◆ TASK STATEMENT ◆
Isolate every line in the records below with "Broad" in it.

◆ RECORD EXTRACTS ◆
· · · ·
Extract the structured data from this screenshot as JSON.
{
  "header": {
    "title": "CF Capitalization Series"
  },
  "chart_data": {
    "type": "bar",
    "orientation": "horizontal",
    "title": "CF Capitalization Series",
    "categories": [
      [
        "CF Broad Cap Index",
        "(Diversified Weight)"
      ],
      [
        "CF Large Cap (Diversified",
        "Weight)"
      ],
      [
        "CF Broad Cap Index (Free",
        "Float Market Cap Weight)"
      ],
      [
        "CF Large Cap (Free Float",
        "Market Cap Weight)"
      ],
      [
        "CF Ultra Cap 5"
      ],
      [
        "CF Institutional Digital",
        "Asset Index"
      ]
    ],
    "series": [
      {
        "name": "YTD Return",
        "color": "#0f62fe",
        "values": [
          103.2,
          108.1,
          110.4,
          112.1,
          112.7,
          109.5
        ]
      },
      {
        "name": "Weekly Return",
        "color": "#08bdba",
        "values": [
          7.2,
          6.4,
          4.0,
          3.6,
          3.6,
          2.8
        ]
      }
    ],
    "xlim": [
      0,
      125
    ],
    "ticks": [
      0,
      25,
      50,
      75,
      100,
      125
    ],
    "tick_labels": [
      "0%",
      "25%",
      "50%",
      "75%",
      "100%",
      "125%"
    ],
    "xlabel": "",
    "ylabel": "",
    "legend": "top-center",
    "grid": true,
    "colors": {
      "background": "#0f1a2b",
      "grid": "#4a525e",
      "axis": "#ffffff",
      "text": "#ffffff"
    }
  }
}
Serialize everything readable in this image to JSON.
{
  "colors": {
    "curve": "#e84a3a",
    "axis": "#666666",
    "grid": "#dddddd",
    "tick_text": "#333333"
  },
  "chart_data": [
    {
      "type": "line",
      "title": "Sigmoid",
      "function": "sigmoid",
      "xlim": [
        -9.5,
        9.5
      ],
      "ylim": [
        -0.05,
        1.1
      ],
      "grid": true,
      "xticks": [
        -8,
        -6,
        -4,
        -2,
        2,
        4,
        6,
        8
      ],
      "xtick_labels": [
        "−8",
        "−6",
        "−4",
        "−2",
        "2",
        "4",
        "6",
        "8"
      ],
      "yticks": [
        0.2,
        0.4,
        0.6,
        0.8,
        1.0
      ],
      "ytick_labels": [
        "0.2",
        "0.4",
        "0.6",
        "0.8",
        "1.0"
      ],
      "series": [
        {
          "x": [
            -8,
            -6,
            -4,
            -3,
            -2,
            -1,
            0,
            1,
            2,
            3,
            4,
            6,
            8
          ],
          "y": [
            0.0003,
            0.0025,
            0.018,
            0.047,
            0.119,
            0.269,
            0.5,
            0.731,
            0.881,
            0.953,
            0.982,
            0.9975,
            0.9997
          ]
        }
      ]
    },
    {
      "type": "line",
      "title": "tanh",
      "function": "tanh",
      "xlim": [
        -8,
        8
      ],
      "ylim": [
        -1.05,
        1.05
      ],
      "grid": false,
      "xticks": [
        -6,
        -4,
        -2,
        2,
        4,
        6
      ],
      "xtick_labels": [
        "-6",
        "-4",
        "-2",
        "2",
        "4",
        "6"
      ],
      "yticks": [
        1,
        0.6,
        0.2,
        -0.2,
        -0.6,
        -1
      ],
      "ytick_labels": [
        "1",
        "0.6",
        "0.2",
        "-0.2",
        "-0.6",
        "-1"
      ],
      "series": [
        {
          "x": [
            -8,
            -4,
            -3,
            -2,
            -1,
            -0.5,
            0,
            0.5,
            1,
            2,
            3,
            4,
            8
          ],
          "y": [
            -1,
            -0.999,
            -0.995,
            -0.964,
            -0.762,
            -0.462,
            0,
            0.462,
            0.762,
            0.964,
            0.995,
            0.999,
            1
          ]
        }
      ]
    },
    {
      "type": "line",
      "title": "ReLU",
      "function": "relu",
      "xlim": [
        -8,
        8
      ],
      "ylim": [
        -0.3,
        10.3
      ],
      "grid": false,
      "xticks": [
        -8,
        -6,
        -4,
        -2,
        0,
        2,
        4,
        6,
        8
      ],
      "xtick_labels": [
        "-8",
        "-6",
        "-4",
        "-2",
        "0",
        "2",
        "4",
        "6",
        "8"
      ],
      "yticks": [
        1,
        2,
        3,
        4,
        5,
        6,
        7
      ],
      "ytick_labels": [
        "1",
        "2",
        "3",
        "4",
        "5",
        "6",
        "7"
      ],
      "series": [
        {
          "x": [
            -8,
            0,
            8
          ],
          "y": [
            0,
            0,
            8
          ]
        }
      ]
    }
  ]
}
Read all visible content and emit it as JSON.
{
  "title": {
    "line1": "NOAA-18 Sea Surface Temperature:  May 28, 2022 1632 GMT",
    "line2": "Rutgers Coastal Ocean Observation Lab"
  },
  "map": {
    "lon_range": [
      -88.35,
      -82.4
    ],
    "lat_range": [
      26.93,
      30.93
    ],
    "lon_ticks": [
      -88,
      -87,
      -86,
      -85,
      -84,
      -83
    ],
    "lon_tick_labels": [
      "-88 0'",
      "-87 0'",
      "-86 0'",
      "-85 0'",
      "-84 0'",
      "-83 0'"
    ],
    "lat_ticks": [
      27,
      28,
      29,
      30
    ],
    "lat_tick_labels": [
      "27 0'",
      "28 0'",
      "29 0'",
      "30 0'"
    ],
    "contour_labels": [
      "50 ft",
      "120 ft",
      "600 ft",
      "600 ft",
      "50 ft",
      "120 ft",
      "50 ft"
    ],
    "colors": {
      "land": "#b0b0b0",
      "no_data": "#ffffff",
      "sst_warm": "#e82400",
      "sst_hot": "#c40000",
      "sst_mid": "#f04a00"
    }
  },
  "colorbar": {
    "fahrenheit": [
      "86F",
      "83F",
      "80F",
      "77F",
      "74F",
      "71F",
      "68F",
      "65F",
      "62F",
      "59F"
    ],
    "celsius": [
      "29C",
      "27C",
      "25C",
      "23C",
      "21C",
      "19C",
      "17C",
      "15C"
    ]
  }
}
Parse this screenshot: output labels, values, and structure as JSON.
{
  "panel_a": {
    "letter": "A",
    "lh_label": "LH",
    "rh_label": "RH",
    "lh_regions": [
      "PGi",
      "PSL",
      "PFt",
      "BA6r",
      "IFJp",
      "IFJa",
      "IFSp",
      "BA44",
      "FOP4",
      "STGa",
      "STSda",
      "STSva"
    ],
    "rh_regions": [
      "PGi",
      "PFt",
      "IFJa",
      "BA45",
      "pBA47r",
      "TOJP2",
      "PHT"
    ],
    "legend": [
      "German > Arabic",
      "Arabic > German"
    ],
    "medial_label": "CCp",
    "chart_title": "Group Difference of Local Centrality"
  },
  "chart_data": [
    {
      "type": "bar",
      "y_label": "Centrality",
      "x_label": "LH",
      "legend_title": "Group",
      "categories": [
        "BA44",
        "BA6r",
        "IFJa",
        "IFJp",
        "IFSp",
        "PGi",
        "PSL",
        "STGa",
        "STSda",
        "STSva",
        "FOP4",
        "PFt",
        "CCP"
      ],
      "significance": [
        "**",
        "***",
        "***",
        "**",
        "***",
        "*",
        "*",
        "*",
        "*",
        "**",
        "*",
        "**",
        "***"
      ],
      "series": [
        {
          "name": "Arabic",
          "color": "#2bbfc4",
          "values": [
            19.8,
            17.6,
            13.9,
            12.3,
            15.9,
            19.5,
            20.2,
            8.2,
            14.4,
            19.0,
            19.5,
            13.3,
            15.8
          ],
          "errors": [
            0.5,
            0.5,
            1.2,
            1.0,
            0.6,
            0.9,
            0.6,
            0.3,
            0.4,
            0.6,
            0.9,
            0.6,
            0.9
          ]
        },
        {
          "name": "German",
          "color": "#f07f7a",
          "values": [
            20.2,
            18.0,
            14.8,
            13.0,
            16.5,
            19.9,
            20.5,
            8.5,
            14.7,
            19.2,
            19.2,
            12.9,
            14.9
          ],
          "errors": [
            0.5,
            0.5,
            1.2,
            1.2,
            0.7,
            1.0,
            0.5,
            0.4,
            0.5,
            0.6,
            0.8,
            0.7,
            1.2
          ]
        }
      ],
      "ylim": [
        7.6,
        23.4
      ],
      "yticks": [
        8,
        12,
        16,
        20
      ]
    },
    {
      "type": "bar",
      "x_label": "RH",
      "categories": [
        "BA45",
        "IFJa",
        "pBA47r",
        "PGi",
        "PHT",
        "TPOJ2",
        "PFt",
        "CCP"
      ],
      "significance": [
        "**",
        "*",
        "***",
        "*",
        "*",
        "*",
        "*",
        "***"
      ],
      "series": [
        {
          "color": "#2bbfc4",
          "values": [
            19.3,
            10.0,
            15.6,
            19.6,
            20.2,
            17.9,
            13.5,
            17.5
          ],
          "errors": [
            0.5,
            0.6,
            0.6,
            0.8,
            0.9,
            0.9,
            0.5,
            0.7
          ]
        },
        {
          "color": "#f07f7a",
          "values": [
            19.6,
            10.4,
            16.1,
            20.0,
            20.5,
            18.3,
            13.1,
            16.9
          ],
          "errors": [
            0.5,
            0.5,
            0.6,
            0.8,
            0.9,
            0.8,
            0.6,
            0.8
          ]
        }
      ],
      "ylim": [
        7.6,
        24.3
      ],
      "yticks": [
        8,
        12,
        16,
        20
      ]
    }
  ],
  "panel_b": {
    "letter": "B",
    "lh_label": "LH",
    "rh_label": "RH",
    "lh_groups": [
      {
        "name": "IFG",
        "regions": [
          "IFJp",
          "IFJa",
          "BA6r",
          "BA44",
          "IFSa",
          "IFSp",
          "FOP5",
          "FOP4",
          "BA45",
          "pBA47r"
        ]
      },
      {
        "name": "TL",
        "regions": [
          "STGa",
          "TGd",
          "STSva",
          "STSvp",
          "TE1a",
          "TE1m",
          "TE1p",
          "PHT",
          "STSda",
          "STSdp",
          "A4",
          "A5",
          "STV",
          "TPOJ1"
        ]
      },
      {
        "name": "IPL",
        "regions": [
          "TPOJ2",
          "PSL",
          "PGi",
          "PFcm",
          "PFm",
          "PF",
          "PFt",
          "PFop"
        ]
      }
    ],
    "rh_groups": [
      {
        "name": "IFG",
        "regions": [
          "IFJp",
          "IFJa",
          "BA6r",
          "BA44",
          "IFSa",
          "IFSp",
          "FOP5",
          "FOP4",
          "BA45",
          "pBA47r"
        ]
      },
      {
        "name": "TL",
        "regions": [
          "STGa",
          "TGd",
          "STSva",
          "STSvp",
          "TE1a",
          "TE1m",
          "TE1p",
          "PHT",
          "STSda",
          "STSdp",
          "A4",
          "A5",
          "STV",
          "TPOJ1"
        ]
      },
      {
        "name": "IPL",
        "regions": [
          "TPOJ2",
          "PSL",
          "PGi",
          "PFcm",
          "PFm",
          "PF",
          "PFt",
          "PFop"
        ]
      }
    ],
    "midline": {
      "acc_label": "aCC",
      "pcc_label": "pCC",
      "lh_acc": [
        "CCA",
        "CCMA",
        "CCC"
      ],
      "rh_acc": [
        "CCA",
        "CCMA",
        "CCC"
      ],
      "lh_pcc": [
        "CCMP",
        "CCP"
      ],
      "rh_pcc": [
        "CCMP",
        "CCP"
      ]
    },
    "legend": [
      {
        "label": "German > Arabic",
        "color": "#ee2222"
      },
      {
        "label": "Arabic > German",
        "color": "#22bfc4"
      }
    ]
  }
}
· · · ·
◆ WRITTEN RESPONSE ◆
        "CF Broad Cap Index",
        "CF Broad Cap Index (Free",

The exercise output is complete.